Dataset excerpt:
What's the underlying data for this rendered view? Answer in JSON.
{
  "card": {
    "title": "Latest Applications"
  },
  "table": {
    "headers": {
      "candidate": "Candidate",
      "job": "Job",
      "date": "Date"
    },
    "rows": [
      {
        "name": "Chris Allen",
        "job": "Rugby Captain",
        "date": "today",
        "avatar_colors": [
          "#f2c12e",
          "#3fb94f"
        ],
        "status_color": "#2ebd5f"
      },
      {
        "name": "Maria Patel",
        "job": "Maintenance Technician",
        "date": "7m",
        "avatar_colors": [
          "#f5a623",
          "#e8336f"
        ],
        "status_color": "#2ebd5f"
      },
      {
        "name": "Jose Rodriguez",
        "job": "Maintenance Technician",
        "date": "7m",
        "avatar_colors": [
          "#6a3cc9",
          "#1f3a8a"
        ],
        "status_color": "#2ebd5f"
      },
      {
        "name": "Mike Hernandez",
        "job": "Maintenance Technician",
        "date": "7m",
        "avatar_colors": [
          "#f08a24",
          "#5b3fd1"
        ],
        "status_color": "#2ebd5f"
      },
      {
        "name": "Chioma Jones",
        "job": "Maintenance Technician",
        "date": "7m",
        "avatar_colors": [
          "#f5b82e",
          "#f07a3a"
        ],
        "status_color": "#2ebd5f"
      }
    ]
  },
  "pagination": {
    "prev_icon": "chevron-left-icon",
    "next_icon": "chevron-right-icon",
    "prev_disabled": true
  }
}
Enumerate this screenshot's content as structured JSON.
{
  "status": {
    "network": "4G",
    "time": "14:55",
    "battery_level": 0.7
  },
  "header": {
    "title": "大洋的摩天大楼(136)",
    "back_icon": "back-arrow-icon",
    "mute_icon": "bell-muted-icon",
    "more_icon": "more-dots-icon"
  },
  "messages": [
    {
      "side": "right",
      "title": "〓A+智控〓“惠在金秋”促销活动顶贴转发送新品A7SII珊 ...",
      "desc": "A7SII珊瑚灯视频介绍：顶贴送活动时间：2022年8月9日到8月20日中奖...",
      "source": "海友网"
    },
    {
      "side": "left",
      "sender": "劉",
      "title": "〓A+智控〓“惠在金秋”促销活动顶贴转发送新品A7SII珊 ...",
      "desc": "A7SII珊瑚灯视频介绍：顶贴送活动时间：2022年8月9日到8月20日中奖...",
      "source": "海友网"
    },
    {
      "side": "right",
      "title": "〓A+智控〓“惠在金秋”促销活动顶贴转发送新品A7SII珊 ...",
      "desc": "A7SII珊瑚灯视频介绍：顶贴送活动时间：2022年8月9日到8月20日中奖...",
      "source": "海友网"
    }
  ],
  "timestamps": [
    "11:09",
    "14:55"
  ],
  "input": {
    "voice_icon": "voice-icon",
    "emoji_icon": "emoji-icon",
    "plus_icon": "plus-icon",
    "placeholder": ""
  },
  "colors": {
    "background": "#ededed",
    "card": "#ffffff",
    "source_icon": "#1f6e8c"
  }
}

[Problem to solve]: Read through the entries and copy every line that includes "name".

[Response]:
        "name": "Chris Allen",
        "name": "Maria Patel",
        "name": "Jose Rodriguez",
        "name": "Mike Hernandez",
        "name": "Chioma Jones",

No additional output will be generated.